### Extracted records
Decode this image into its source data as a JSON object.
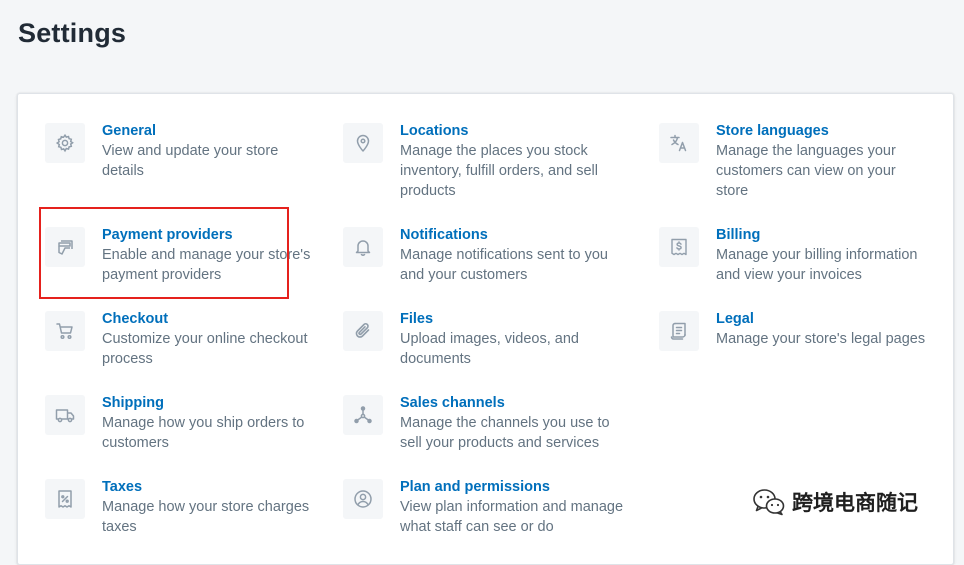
{
  "page": {
    "title": "Settings"
  },
  "colors": {
    "link": "#006fbb",
    "muted": "#637381",
    "icon": "#919eab",
    "highlight": "#e5211d"
  },
  "settings": [
    {
      "id": "general",
      "icon": "gear-icon",
      "title": "General",
      "desc": "View and update your store details"
    },
    {
      "id": "locations",
      "icon": "location-pin-icon",
      "title": "Locations",
      "desc": "Manage the places you stock inventory, fulfill orders, and sell products"
    },
    {
      "id": "store-languages",
      "icon": "translate-icon",
      "title": "Store languages",
      "desc": "Manage the languages your customers can view on your store"
    },
    {
      "id": "payment-providers",
      "icon": "payment-card-icon",
      "title": "Payment providers",
      "desc": "Enable and manage your store's payment providers"
    },
    {
      "id": "notifications",
      "icon": "bell-icon",
      "title": "Notifications",
      "desc": "Manage notifications sent to you and your customers"
    },
    {
      "id": "billing",
      "icon": "billing-icon",
      "title": "Billing",
      "desc": "Manage your billing information and view your invoices"
    },
    {
      "id": "checkout",
      "icon": "cart-icon",
      "title": "Checkout",
      "desc": "Customize your online checkout process"
    },
    {
      "id": "files",
      "icon": "paperclip-icon",
      "title": "Files",
      "desc": "Upload images, videos, and documents"
    },
    {
      "id": "legal",
      "icon": "legal-document-icon",
      "title": "Legal",
      "desc": "Manage your store's legal pages"
    },
    {
      "id": "shipping",
      "icon": "truck-icon",
      "title": "Shipping",
      "desc": "Manage how you ship orders to customers"
    },
    {
      "id": "sales-channels",
      "icon": "channels-icon",
      "title": "Sales channels",
      "desc": "Manage the channels you use to sell your products and services"
    },
    {
      "id": "taxes",
      "icon": "tax-receipt-icon",
      "title": "Taxes",
      "desc": "Manage how your store charges taxes"
    },
    {
      "id": "plan-permissions",
      "icon": "user-circle-icon",
      "title": "Plan and permissions",
      "desc": "View plan information and manage what staff can see or do"
    }
  ],
  "watermark": {
    "text": "跨境电商随记"
  }
}
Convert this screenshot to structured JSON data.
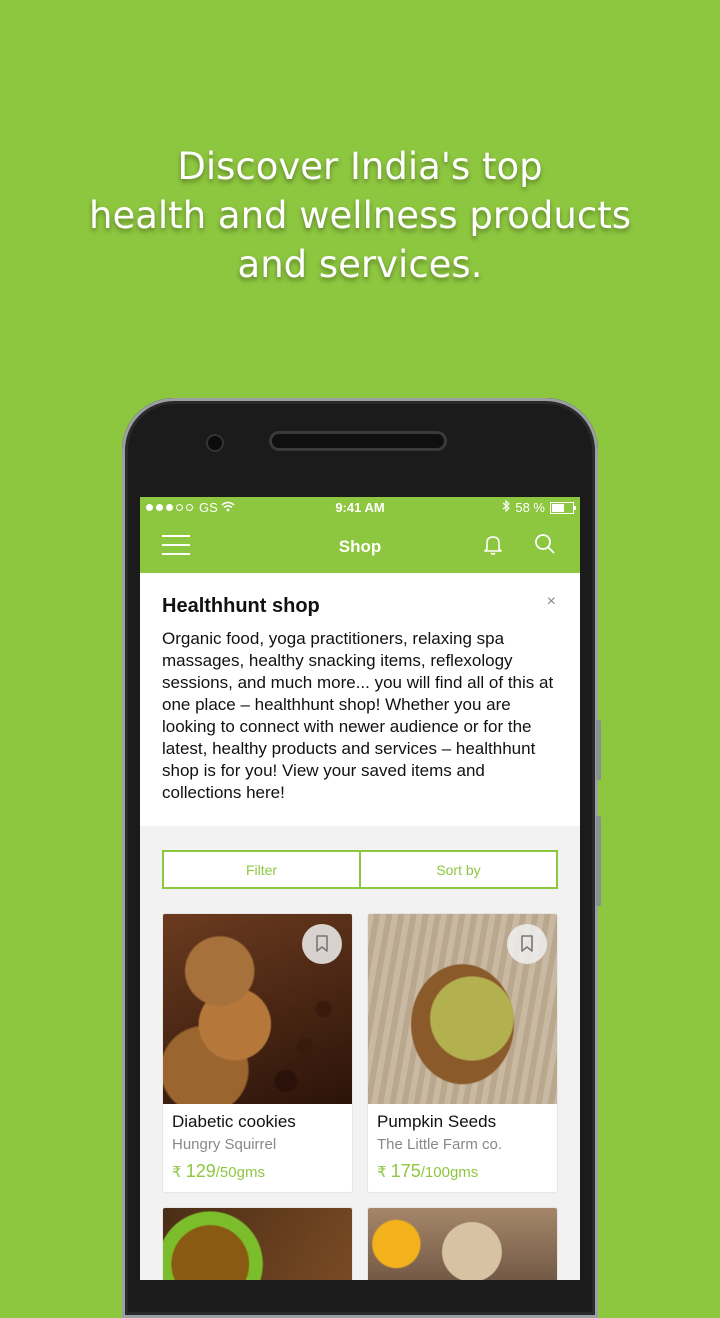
{
  "colors": {
    "accent": "#8dc63f"
  },
  "headline": {
    "lines": [
      "Discover India's top",
      "health and wellness products",
      "and services."
    ]
  },
  "statusbar": {
    "carrier": "GS",
    "time": "9:41 AM",
    "battery": "58 %",
    "battery_level": 0.58
  },
  "appbar": {
    "title": "Shop",
    "menu_icon": "hamburger-icon",
    "bell_icon": "bell-icon",
    "search_icon": "search-icon"
  },
  "info_card": {
    "title": "Healthhunt shop",
    "body": "Organic food, yoga practitioners, relaxing spa massages, healthy snacking items, reflexology sessions, and much more... you will find all of this at one place – healthhunt shop! Whether you are looking to connect with newer audience or for the latest, healthy products and services – healthhunt shop is for you! View your saved items and collections here!",
    "close": "×"
  },
  "controls": {
    "filter": "Filter",
    "sort": "Sort by"
  },
  "products": [
    {
      "name": "Diabetic cookies",
      "brand": "Hungry Squirrel",
      "currency": "₹",
      "price": "129",
      "unit": "/50gms"
    },
    {
      "name": "Pumpkin Seeds",
      "brand": "The Little Farm co.",
      "currency": "₹",
      "price": "175",
      "unit": "/100gms"
    }
  ]
}
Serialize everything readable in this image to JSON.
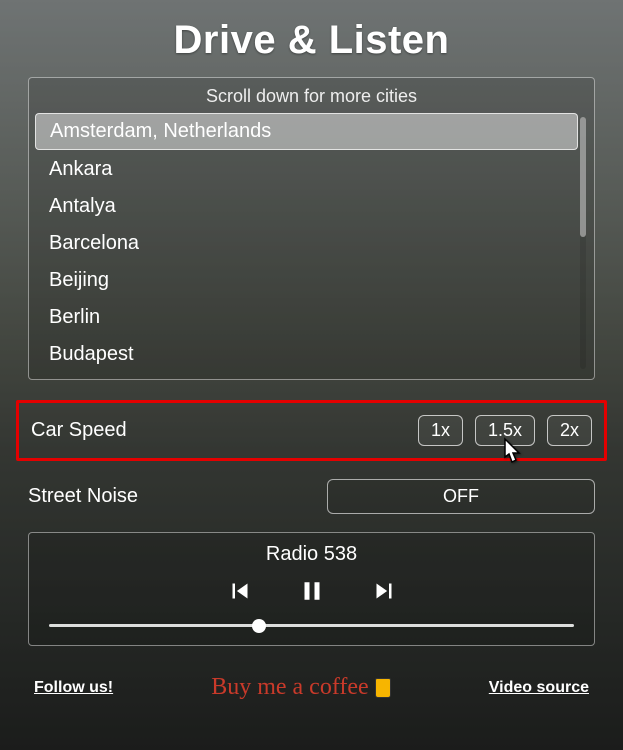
{
  "title": "Drive & Listen",
  "cityPanel": {
    "header": "Scroll down for more cities",
    "cities": [
      {
        "name": "Amsterdam, Netherlands",
        "selected": true
      },
      {
        "name": "Ankara",
        "selected": false
      },
      {
        "name": "Antalya",
        "selected": false
      },
      {
        "name": "Barcelona",
        "selected": false
      },
      {
        "name": "Beijing",
        "selected": false
      },
      {
        "name": "Berlin",
        "selected": false
      },
      {
        "name": "Budapest",
        "selected": false
      }
    ]
  },
  "carSpeed": {
    "label": "Car Speed",
    "options": [
      "1x",
      "1.5x",
      "2x"
    ]
  },
  "streetNoise": {
    "label": "Street Noise",
    "state": "OFF"
  },
  "radio": {
    "station": "Radio 538"
  },
  "footer": {
    "follow": "Follow us!",
    "coffee": "Buy me a coffee",
    "video": "Video source"
  }
}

### Problem details
Gather up, from the records above, each line where the word "languages" appears.

### Exercise response
      "id": "store-languages",
      "title": "Store languages",
      "desc": "Manage the languages your customers can view on your store"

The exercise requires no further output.